• What is being asked: Transcribe the entries exactly; images are not part of the copy.

• Supplied data:
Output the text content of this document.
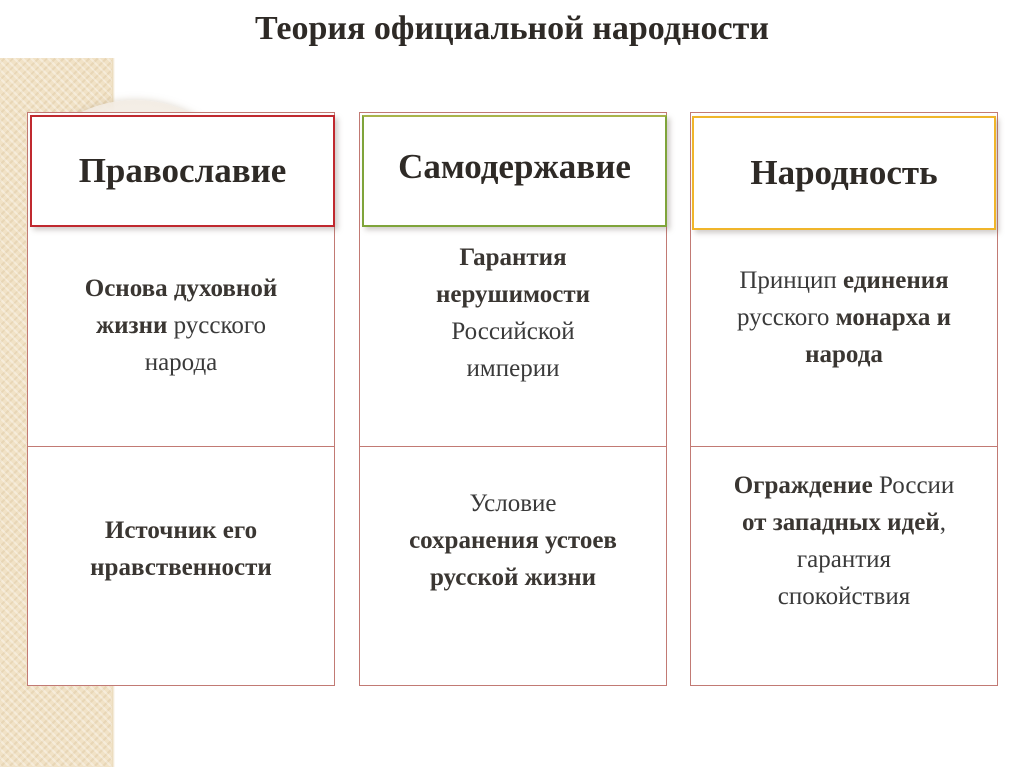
Теория официальной народности
Православие
Основа духовной
жизни русского
народа
Источник его
нравственности
Самодержавие
Гарантия
нерушимости
Российской
империи
Условие
сохранения устоев
русской жизни
Народность
Принцип единения
русского монарха и
народа
Ограждение России
от западных идей,
гарантия
спокойствия
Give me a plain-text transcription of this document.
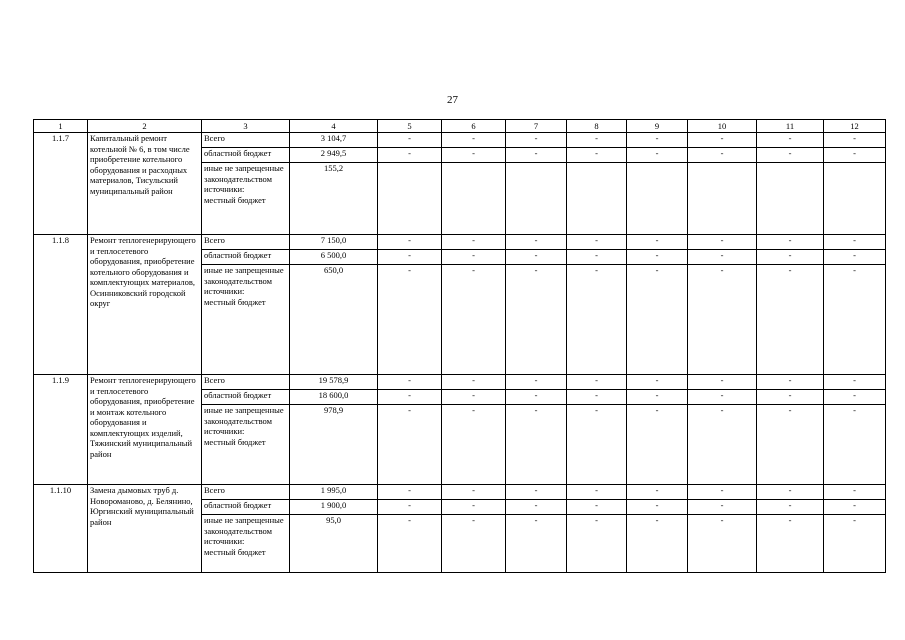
27
1	2	3	4	5	6	7	8	9	10	11	12
1.1.7	Капитальный ремонт котельной № 6, в том числе приобретение котельного оборудования и расходных материалов, Тисульский муниципальный район	Всего	3 104,7	-	-	-	-	-	-	-	-
		областной бюджет	2 949,5	-	-	-	-	-	-	-	-

		иные не запрещенные законодательством источники:
местный бюджет	155,2								
1.1.8	Ремонт теплогенерирующего и теплосетевого оборудования, приобретение котельного оборудования и комплектующих материалов, Осинниковский городской округ	Всего	7 150,0	-	-	-	-	-	-	-	-
		областной бюджет	6 500,0	-	-	-	-	-	-	-	-

		иные не запрещенные законодательством источники:
местный бюджет	650,0	-	-	-	-	-	-	-	-
1.1.9	Ремонт теплогенерирующего и теплосетевого оборудования, приобретение и монтаж котельного оборудования и комплектующих изделий, Тяжинский муниципальный район	Всего	19 578,9	-	-	-	-	-	-	-	-
		областной бюджет	18 600,0	-	-	-	-	-	-	-	-

		иные не запрещенные законодательством источники:
местный бюджет	978,9	-	-	-	-	-	-	-	-
1.1.10	Замена дымовых труб д. Новороманово, д. Белянино, Юргинский муниципальный район	Всего	1 995,0	-	-	-	-	-	-	-	-
		областной бюджет	1 900,0	-	-	-	-	-	-	-	-

		иные не запрещенные законодательством источники:
местный бюджет	95,0	-	-	-	-	-	-	-	-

• Correct response:
Output the text content of this document.
Теория официальной народности
Православие
Основа духовной
жизни русского
народа
Источник его
нравственности
Самодержавие
Гарантия
нерушимости
Российской
империи
Условие
сохранения устоев
русской жизни
Народность
Принцип единения
русского монарха и
народа
Ограждение России
от западных идей,
гарантия
спокойствия
Give me a plain-text transcription of this document.
27
1	2	3	4	5	6	7	8	9	10	11	12
1.1.7	Капитальный ремонт котельной № 6, в том числе приобретение котельного оборудования и расходных материалов, Тисульский муниципальный район	Всего	3 104,7	-	-	-	-	-	-	-	-
		областной бюджет	2 949,5	-	-	-	-	-	-	-	-

		иные не запрещенные законодательством источники:
местный бюджет	155,2								
1.1.8	Ремонт теплогенерирующего и теплосетевого оборудования, приобретение котельного оборудования и комплектующих материалов, Осинниковский городской округ	Всего	7 150,0	-	-	-	-	-	-	-	-
		областной бюджет	6 500,0	-	-	-	-	-	-	-	-

		иные не запрещенные законодательством источники:
местный бюджет	650,0	-	-	-	-	-	-	-	-
1.1.9	Ремонт теплогенерирующего и теплосетевого оборудования, приобретение и монтаж котельного оборудования и комплектующих изделий, Тяжинский муниципальный район	Всего	19 578,9	-	-	-	-	-	-	-	-
		областной бюджет	18 600,0	-	-	-	-	-	-	-	-

		иные не запрещенные законодательством источники:
местный бюджет	978,9	-	-	-	-	-	-	-	-
1.1.10	Замена дымовых труб д. Новороманово, д. Белянино, Юргинский муниципальный район	Всего	1 995,0	-	-	-	-	-	-	-	-
		областной бюджет	1 900,0	-	-	-	-	-	-	-	-

		иные не запрещенные законодательством источники:
местный бюджет	95,0	-	-	-	-	-	-	-	-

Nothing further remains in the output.